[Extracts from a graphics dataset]
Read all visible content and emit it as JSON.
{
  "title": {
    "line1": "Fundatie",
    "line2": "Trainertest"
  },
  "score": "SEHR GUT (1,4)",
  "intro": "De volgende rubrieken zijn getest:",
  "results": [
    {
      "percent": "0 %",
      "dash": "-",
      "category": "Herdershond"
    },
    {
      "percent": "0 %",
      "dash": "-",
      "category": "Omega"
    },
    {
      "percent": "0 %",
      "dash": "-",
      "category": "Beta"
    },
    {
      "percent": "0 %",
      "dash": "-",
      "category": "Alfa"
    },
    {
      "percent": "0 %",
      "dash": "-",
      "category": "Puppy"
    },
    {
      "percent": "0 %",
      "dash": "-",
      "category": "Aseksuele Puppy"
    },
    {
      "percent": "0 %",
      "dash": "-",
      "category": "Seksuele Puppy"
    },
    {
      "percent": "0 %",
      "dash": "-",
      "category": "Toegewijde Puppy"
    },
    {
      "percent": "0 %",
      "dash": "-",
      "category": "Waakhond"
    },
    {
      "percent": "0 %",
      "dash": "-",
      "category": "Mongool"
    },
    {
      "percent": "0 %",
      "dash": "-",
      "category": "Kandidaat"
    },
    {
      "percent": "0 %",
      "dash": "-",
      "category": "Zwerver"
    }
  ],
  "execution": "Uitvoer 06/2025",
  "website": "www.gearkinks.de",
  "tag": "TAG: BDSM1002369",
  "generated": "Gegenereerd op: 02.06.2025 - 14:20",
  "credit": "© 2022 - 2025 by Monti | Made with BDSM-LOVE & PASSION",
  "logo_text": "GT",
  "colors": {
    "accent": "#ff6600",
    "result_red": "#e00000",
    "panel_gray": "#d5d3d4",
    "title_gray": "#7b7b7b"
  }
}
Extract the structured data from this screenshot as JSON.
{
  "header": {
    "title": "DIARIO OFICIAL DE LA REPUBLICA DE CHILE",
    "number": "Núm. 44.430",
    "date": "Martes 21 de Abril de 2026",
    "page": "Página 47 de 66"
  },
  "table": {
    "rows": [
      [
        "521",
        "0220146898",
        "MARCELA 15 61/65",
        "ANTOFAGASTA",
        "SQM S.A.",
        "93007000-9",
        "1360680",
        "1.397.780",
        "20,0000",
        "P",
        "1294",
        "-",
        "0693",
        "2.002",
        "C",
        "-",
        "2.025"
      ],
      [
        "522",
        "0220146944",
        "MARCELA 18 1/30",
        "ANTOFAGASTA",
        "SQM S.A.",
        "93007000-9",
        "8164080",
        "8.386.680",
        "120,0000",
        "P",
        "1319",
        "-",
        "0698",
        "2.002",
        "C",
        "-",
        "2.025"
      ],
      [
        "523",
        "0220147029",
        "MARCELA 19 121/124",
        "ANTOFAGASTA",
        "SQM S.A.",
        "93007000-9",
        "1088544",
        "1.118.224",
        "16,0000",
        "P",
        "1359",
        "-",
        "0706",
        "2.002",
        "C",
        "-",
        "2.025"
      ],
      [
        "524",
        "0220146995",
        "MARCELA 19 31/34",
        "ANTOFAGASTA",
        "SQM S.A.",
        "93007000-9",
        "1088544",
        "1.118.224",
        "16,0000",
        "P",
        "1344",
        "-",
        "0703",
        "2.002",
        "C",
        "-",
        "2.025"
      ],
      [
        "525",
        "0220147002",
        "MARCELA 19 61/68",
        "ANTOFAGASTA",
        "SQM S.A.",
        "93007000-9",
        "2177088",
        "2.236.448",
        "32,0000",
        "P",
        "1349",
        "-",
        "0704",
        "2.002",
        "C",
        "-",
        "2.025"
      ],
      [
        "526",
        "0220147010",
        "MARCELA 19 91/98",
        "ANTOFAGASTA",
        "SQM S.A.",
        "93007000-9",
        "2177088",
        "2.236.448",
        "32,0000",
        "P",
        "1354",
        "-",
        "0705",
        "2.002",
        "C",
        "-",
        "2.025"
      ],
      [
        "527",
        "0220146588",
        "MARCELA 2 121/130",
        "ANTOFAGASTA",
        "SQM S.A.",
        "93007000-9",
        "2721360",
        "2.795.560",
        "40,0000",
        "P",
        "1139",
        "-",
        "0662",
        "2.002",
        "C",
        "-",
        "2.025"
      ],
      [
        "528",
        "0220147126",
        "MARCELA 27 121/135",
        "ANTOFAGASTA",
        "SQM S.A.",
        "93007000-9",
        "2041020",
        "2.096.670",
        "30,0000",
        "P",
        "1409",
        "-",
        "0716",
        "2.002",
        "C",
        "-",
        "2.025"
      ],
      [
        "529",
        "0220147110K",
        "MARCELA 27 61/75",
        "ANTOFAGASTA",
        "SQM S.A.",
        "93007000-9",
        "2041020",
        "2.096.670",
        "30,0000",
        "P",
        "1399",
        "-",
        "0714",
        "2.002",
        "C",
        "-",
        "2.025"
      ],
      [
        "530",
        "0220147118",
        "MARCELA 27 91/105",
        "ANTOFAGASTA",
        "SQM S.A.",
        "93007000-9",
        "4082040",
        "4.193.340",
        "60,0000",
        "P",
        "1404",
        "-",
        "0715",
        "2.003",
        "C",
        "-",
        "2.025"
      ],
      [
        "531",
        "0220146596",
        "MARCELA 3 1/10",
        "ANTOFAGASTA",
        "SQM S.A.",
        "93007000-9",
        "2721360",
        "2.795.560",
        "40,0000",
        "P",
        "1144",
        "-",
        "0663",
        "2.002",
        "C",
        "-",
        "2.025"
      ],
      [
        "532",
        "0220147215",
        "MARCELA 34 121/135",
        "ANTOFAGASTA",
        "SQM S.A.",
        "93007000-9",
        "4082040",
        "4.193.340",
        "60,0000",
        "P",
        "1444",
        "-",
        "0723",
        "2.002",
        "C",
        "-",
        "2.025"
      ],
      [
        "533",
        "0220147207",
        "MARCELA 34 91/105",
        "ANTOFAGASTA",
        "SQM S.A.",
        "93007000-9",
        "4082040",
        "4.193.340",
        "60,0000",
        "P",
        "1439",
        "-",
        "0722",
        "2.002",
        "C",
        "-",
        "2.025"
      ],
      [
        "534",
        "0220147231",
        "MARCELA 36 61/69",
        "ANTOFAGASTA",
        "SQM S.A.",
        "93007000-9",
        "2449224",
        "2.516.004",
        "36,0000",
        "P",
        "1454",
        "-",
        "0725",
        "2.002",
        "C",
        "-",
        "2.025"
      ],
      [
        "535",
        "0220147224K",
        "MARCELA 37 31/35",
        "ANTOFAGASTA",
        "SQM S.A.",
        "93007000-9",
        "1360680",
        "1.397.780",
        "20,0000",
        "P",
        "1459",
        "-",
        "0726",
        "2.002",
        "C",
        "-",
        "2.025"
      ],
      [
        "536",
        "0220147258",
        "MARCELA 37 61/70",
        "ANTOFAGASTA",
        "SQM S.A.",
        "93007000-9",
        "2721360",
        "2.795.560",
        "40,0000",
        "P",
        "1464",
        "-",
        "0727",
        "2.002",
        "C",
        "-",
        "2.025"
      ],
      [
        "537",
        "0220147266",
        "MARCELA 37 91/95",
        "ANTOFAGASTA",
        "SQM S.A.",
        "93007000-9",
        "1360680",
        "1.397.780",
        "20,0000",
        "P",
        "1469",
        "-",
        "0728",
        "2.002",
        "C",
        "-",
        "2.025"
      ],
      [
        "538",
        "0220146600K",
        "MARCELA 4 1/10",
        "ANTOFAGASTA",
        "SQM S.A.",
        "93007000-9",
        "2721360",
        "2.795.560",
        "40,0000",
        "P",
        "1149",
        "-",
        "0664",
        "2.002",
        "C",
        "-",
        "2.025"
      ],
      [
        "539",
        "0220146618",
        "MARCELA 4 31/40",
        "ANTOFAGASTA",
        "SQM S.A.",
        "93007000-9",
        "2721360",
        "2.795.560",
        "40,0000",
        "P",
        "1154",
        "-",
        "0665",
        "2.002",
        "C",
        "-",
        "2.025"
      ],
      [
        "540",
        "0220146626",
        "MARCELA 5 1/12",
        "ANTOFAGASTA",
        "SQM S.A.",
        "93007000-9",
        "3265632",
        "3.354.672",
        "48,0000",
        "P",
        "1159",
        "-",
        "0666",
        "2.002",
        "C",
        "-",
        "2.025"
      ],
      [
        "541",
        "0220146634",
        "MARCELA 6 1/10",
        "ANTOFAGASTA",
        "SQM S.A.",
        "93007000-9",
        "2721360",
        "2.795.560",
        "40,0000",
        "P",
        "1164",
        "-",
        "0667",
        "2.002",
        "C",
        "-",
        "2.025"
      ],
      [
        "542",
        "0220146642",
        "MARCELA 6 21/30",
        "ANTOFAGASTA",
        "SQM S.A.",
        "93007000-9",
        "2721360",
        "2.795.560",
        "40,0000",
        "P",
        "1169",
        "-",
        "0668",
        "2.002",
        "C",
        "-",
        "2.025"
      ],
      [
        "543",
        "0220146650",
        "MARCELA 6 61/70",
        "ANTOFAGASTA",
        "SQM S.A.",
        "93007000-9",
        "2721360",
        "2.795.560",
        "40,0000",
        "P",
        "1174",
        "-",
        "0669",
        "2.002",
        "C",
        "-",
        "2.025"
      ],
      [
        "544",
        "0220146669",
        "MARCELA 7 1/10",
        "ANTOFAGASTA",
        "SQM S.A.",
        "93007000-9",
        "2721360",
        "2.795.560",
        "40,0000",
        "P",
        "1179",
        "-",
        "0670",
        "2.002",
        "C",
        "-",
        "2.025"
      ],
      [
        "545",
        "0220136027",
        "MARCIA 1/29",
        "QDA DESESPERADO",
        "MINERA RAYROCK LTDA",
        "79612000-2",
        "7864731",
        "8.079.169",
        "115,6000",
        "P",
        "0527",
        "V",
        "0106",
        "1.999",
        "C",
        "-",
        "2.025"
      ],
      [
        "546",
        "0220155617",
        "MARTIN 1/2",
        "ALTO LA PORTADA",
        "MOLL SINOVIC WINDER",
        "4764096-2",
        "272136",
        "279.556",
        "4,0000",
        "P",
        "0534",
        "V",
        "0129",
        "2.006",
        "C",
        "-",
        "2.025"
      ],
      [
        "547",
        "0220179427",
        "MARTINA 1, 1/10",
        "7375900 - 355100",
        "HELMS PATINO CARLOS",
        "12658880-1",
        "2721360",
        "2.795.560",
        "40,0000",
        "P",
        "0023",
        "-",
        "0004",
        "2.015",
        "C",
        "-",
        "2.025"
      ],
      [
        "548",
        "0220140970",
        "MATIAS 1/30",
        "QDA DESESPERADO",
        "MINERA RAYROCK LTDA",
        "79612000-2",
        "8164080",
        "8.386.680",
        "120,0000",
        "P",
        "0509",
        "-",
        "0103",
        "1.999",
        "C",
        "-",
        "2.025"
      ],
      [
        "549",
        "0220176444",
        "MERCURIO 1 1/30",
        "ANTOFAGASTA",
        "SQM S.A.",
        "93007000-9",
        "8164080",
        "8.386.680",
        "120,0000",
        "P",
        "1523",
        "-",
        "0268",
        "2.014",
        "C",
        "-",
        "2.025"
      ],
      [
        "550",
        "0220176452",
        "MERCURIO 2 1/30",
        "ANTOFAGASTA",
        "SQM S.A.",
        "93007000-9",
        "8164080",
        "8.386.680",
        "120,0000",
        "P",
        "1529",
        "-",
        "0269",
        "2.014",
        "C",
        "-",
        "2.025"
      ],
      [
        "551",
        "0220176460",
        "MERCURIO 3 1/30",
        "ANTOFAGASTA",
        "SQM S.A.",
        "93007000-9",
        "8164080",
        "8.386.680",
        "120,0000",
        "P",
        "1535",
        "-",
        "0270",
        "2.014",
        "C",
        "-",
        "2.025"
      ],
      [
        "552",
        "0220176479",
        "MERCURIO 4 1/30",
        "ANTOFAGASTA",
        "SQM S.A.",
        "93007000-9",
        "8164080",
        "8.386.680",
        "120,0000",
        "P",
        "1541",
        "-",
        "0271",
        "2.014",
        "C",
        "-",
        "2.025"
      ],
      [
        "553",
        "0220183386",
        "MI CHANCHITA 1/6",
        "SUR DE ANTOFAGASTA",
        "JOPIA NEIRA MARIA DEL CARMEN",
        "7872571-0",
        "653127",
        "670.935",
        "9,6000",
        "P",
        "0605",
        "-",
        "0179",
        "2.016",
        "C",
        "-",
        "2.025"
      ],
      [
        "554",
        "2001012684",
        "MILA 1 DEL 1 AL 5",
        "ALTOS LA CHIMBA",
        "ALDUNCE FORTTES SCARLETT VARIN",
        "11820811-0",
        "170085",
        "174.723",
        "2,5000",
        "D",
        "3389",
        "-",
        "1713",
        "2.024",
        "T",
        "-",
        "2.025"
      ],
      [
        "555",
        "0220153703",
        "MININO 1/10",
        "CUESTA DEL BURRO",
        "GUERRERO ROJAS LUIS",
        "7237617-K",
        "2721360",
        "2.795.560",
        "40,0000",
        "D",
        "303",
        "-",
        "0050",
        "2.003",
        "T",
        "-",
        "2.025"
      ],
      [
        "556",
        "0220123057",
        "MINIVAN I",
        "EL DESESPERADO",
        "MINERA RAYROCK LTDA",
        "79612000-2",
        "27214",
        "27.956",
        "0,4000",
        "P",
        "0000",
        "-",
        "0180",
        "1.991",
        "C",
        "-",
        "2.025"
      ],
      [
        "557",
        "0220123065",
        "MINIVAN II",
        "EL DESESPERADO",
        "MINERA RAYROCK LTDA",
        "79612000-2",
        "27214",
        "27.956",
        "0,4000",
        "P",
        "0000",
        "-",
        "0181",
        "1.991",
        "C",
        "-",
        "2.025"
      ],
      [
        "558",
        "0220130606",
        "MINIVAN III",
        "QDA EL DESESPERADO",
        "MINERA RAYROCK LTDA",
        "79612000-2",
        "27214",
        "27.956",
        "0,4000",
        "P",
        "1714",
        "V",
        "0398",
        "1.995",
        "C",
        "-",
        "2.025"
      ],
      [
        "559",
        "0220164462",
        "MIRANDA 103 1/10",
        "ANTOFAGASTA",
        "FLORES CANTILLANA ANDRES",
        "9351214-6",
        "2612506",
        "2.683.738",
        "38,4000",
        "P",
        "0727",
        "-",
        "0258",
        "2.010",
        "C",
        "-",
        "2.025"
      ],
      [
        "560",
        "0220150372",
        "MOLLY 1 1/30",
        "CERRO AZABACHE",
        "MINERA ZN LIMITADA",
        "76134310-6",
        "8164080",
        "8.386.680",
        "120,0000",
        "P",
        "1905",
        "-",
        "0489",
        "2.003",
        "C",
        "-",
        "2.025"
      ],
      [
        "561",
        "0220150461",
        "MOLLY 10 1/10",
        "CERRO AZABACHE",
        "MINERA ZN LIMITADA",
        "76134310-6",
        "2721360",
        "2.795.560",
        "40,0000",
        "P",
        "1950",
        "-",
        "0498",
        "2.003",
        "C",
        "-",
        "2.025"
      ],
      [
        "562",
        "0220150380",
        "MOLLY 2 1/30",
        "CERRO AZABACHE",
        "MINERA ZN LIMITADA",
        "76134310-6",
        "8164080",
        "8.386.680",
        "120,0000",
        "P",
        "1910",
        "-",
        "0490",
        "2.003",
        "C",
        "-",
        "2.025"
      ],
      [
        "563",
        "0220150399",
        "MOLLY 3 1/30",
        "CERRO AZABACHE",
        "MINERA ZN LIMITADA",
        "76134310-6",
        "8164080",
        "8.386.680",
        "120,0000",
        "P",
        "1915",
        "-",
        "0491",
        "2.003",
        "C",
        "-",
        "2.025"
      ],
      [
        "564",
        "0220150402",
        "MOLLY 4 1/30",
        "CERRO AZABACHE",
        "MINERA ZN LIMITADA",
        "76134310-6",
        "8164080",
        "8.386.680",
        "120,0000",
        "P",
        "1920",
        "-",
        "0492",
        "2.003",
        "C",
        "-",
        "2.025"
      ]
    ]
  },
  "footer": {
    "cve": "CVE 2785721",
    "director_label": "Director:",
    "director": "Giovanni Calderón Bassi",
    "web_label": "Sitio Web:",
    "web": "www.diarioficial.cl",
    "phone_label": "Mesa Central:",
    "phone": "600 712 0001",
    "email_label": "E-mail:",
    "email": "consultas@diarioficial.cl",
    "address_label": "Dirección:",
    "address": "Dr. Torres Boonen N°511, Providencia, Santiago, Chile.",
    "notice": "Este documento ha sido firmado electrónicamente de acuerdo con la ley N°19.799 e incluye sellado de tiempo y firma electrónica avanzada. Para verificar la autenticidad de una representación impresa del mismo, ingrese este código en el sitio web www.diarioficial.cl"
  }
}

◆ WORK TO BE COMPLETED ◆
Search the entries for the word "diarioficial" and pick out every line that holds it.

◆ EXPECTED OUTPUT ◆
    "web": "www.diarioficial.cl",
    "email": "consultas@diarioficial.cl",
    "notice": "Este documento ha sido firmado electrónicamente de acuerdo con la ley N°19.799 e incluye sellado de tiempo y firma electrónica avanzada. Para verificar la autenticidad de una representación impresa del mismo, ingrese este código en el sitio web www.diarioficial.cl"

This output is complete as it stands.